• [YOUR GOAL] Each line that holds the string "Ibaneis" counts once; say how many such lines there are and add nothing.

Data entries:

**********

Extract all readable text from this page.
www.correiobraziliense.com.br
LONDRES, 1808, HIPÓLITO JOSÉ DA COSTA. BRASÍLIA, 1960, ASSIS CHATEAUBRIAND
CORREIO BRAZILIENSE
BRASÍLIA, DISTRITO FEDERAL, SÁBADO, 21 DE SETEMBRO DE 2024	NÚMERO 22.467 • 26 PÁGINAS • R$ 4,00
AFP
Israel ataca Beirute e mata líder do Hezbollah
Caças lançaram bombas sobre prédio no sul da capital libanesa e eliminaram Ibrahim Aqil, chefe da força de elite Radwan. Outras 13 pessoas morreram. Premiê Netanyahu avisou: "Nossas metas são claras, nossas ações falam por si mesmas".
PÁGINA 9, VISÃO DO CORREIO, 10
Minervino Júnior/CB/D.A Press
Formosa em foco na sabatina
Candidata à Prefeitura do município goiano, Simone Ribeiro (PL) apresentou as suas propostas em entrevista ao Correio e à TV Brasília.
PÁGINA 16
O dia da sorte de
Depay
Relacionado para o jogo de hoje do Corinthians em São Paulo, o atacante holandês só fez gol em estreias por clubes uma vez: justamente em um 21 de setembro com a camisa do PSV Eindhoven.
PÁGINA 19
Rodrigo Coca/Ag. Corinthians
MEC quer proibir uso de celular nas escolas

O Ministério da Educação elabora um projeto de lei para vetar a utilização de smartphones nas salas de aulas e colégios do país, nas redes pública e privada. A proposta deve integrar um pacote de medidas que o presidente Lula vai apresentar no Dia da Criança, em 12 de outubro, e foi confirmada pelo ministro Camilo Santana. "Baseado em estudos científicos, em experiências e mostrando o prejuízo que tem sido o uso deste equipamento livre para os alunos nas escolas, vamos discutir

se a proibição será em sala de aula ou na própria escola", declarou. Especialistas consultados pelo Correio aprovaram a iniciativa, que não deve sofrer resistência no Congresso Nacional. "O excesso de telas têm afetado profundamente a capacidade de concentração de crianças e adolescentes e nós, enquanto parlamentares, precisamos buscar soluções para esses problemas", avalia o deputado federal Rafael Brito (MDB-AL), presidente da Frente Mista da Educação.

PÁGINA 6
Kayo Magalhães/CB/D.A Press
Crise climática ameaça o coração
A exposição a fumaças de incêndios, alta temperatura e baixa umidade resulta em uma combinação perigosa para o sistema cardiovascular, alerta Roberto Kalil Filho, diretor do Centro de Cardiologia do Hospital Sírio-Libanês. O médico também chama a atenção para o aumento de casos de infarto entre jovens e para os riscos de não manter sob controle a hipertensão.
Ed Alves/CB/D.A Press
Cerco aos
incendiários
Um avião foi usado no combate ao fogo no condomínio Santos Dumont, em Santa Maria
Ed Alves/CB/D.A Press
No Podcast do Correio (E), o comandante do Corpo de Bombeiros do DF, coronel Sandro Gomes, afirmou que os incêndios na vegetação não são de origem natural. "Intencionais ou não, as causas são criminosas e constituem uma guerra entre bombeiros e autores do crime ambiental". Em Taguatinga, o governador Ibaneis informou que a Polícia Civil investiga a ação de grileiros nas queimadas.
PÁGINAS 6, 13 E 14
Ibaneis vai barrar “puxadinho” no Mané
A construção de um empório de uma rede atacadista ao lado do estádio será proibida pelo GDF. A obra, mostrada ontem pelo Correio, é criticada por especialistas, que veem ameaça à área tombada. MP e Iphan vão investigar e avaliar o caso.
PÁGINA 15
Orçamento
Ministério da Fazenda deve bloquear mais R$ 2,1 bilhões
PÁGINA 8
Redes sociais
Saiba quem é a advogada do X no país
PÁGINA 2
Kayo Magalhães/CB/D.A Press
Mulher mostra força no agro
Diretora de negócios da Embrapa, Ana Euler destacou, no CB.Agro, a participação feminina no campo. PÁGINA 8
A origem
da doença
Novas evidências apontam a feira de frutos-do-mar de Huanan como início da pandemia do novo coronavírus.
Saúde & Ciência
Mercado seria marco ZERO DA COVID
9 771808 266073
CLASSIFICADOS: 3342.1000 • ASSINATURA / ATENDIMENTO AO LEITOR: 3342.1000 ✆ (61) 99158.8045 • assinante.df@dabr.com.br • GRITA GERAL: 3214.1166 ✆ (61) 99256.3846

**********

• [WRITTEN RESPONSE] 2